Should an entry contain an image, leave the image out and repeat the entry's text exactly.

→ **SOURCE RECORDS**
• • • • • • •

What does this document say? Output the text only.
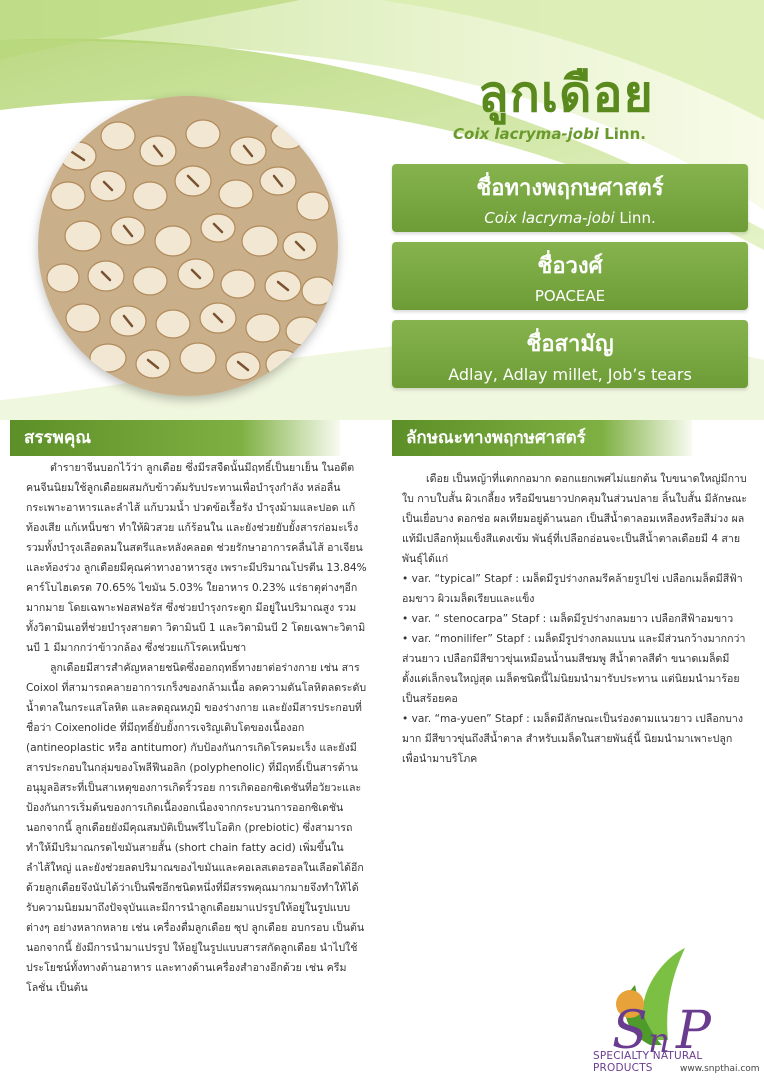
ลูกเดือย
Coix lacryma-jobi Linn.
ชื่อทางพฤกษศาสตร์
Coix lacryma-jobi Linn.
ชื่อวงศ์
POACEAE
ชื่อสามัญ
Adlay, Adlay millet, Job’s tears
สรรพคุณ	ลักษณะทางพฤกษศาสตร์

ตำรายาจีนบอกไว้ว่า ลูกเดือย ซึ่งมีรสจืดนั้นมีฤทธิ์เป็นยาเย็น ในอดีตคนจีนนิยมใช้ลูกเดือยผสมกับข้าวต้มรับประทานเพื่อบำรุงกำลัง หล่อลื่นกระเพาะอาหารและลำไส้ แก้บวมน้ำ ปวดข้อเรื้อรัง บำรุงม้ามและปอด แก้ท้องเสีย แก้เหน็บชา ทำให้ผิวสวย แก้ร้อนใน และยังช่วยยับยั้งสารก่อมะเร็ง รวมทั้งบำรุงเลือดลมในสตรีและหลังคลอด ช่วยรักษาอาการคลื่นไส้ อาเจียนและท้องร่วง ลูกเดือยมีคุณค่าทางอาหารสูง เพราะมีปริมาณโปรตีน 13.84% คาร์โบไฮเดรต 70.65% ไขมัน 5.03% ใยอาหาร 0.23% แร่ธาตุต่างๆอีกมากมาย โดยเฉพาะฟอสฟอรัส ซึ่งช่วยบำรุงกระดูก มีอยู่ในปริมาณสูง รวมทั้งวิตามินเอที่ช่วยบำรุงสายตา วิตามินบี 1 และวิตามินบี 2 โดยเฉพาะวิตามินบี 1 มีมากกว่าข้าวกล้อง ซึ่งช่วยแก้โรคเหน็บชา

ลูกเดือยมีสารสำคัญหลายชนิดซึ่งออกฤทธิ์ทางยาต่อร่างกาย เช่น สาร Coixol ที่สามารถคลายอาการเกร็งของกล้ามเนื้อ ลดความดันโลหิตลดระดับน้ำตาลในกระแสโลหิต และลดอุณหภูมิ ของร่างกาย และยังมีสารประกอบที่ชื่อว่า Coixenolide ที่มีฤทธิ์ยับยั้งการเจริญเติบโตของเนื้องอก (antineoplastic หรือ antitumor) กับป้องกันการเกิดโรคมะเร็ง และยังมีสารประกอบในกลุ่มของโพลีฟีนอลิก (polyphenolic) ที่มีฤทธิ์เป็นสารต้านอนุมูลอิสระที่เป็นสาเหตุของการเกิดริ้วรอย การเกิดออกซิเดชันที่อวัยวะและป้องกันการเริ่มต้นของการเกิดเนื้องอกเนื่องจากกระบวนการออกซิเดชัน นอกจากนี้ ลูกเดือยยังมีคุณสมบัติเป็นพรีไบโอติก (prebiotic) ซึ่งสามารถทำให้มีปริมาณกรดไขมันสายสั้น (short chain fatty acid) เพิ่มขึ้นในลำไส้ใหญ่ และยังช่วยลดปริมาณของไขมันและคอเลสเตอรอลในเลือดได้อีกด้วยลูกเดือยจึงนับได้ว่าเป็นพืชอีกชนิดหนึ่งที่มีสรรพคุณมากมายจึงทำให้ได้รับความนิยมมาถึงปัจจุบันและมีการนำลูกเดือยมาแปรรูปให้อยู่ในรูปแบบต่างๆ อย่างหลากหลาย เช่น เครื่องดื่มลูกเดือย ซุป ลูกเดือย อบกรอบ เป็นต้น นอกจากนี้ ยังมีการนำมาแปรรูป ให้อยู่ในรูปแบบสารสกัดลูกเดือย นำไปใช้ประโยชน์ทั้งทางด้านอาหาร และทางด้านเครื่องสำอางอีกด้วย เช่น ครีม โลชั่น เป็นต้น

เดือย เป็นหญ้าที่แตกกอมาก ดอกแยกเพศไม่แยกต้น ใบขนาดใหญ่มีกาบใบ กาบใบสั้น ผิวเกลี้ยง หรือมีขนยาวปกคลุมในส่วนปลาย ลิ้นใบสั้น มีลักษณะเป็นเยื่อบาง ดอกช่อ ผลเทียมอยู่ด้านนอก เป็นสีน้ำตาลอมเหลืองหรือสีม่วง ผลแท้มีเปลือกหุ้มแข็งสีแดงเข้ม พันธุ์ที่เปลือกอ่อนจะเป็นสีน้ำตาลเดือยมี 4 สายพันธุ์ได้แก่

• var. “typical” Stapf : เมล็ดมีรูปร่างกลมรีคล้ายรูปไข่ เปลือกเมล็ดมีสีฟ้าอมขาว ผิวเมล็ดเรียบและแข็ง
• var. “ stenocarpa” Stapf : เมล็ดมีรูปร่างกลมยาว เปลือกสีฟ้าอมขาว
• var. “monilifer” Stapf : เมล็ดมีรูปร่างกลมแบน และมีส่วนกว้างมากกว่าส่วนยาว เปลือกมีสีขาวขุ่นเหมือนน้ำนมสีชมพู สีน้ำตาลสีดำ ขนาดเมล็ดมีตั้งแต่เล็กจนใหญ่สุด เมล็ดชนิดนี้ไม่นิยมนำมารับประทาน แต่นิยมนำมาร้อยเป็นสร้อยคอ
• var. “ma-yuen” Stapf : เมล็ดมีลักษณะเป็นร่องตามแนวยาว เปลือกบางมาก มีสีขาวขุ่นถึงสีน้ำตาล สำหรับเมล็ดในสายพันธุ์นี้ นิยมนำมาเพาะปลูกเพื่อนำมาบริโภค
S n P
SPECIALTY NATURAL PRODUCTS	www.snpthai.com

• • • • • • •

→ **TASK RESPONSE**
What does this document say? Output the text only.
ลูกเดือย
Coix lacryma-jobi Linn.
ชื่อทางพฤกษศาสตร์
Coix lacryma-jobi Linn.
ชื่อวงศ์
POACEAE
ชื่อสามัญ
Adlay, Adlay millet, Job’s tears
สรรพคุณ	ลักษณะทางพฤกษศาสตร์

ตำรายาจีนบอกไว้ว่า ลูกเดือย ซึ่งมีรสจืดนั้นมีฤทธิ์เป็นยาเย็น ในอดีตคนจีนนิยมใช้ลูกเดือยผสมกับข้าวต้มรับประทานเพื่อบำรุงกำลัง หล่อลื่นกระเพาะอาหารและลำไส้ แก้บวมน้ำ ปวดข้อเรื้อรัง บำรุงม้ามและปอด แก้ท้องเสีย แก้เหน็บชา ทำให้ผิวสวย แก้ร้อนใน และยังช่วยยับยั้งสารก่อมะเร็ง รวมทั้งบำรุงเลือดลมในสตรีและหลังคลอด ช่วยรักษาอาการคลื่นไส้ อาเจียนและท้องร่วง ลูกเดือยมีคุณค่าทางอาหารสูง เพราะมีปริมาณโปรตีน 13.84% คาร์โบไฮเดรต 70.65% ไขมัน 5.03% ใยอาหาร 0.23% แร่ธาตุต่างๆอีกมากมาย โดยเฉพาะฟอสฟอรัส ซึ่งช่วยบำรุงกระดูก มีอยู่ในปริมาณสูง รวมทั้งวิตามินเอที่ช่วยบำรุงสายตา วิตามินบี 1 และวิตามินบี 2 โดยเฉพาะวิตามินบี 1 มีมากกว่าข้าวกล้อง ซึ่งช่วยแก้โรคเหน็บชา

ลูกเดือยมีสารสำคัญหลายชนิดซึ่งออกฤทธิ์ทางยาต่อร่างกาย เช่น สาร Coixol ที่สามารถคลายอาการเกร็งของกล้ามเนื้อ ลดความดันโลหิตลดระดับน้ำตาลในกระแสโลหิต และลดอุณหภูมิ ของร่างกาย และยังมีสารประกอบที่ชื่อว่า Coixenolide ที่มีฤทธิ์ยับยั้งการเจริญเติบโตของเนื้องอก (antineoplastic หรือ antitumor) กับป้องกันการเกิดโรคมะเร็ง และยังมีสารประกอบในกลุ่มของโพลีฟีนอลิก (polyphenolic) ที่มีฤทธิ์เป็นสารต้านอนุมูลอิสระที่เป็นสาเหตุของการเกิดริ้วรอย การเกิดออกซิเดชันที่อวัยวะและป้องกันการเริ่มต้นของการเกิดเนื้องอกเนื่องจากกระบวนการออกซิเดชัน นอกจากนี้ ลูกเดือยยังมีคุณสมบัติเป็นพรีไบโอติก (prebiotic) ซึ่งสามารถทำให้มีปริมาณกรดไขมันสายสั้น (short chain fatty acid) เพิ่มขึ้นในลำไส้ใหญ่ และยังช่วยลดปริมาณของไขมันและคอเลสเตอรอลในเลือดได้อีกด้วยลูกเดือยจึงนับได้ว่าเป็นพืชอีกชนิดหนึ่งที่มีสรรพคุณมากมายจึงทำให้ได้รับความนิยมมาถึงปัจจุบันและมีการนำลูกเดือยมาแปรรูปให้อยู่ในรูปแบบต่างๆ อย่างหลากหลาย เช่น เครื่องดื่มลูกเดือย ซุป ลูกเดือย อบกรอบ เป็นต้น นอกจากนี้ ยังมีการนำมาแปรรูป ให้อยู่ในรูปแบบสารสกัดลูกเดือย นำไปใช้ประโยชน์ทั้งทางด้านอาหาร และทางด้านเครื่องสำอางอีกด้วย เช่น ครีม โลชั่น เป็นต้น

เดือย เป็นหญ้าที่แตกกอมาก ดอกแยกเพศไม่แยกต้น ใบขนาดใหญ่มีกาบใบ กาบใบสั้น ผิวเกลี้ยง หรือมีขนยาวปกคลุมในส่วนปลาย ลิ้นใบสั้น มีลักษณะเป็นเยื่อบาง ดอกช่อ ผลเทียมอยู่ด้านนอก เป็นสีน้ำตาลอมเหลืองหรือสีม่วง ผลแท้มีเปลือกหุ้มแข็งสีแดงเข้ม พันธุ์ที่เปลือกอ่อนจะเป็นสีน้ำตาลเดือยมี 4 สายพันธุ์ได้แก่

• var. “typical” Stapf : เมล็ดมีรูปร่างกลมรีคล้ายรูปไข่ เปลือกเมล็ดมีสีฟ้าอมขาว ผิวเมล็ดเรียบและแข็ง
• var. “ stenocarpa” Stapf : เมล็ดมีรูปร่างกลมยาว เปลือกสีฟ้าอมขาว
• var. “monilifer” Stapf : เมล็ดมีรูปร่างกลมแบน และมีส่วนกว้างมากกว่าส่วนยาว เปลือกมีสีขาวขุ่นเหมือนน้ำนมสีชมพู สีน้ำตาลสีดำ ขนาดเมล็ดมีตั้งแต่เล็กจนใหญ่สุด เมล็ดชนิดนี้ไม่นิยมนำมารับประทาน แต่นิยมนำมาร้อยเป็นสร้อยคอ
• var. “ma-yuen” Stapf : เมล็ดมีลักษณะเป็นร่องตามแนวยาว เปลือกบางมาก มีสีขาวขุ่นถึงสีน้ำตาล สำหรับเมล็ดในสายพันธุ์นี้ นิยมนำมาเพาะปลูกเพื่อนำมาบริโภค
S n P
SPECIALTY NATURAL PRODUCTS	www.snpthai.com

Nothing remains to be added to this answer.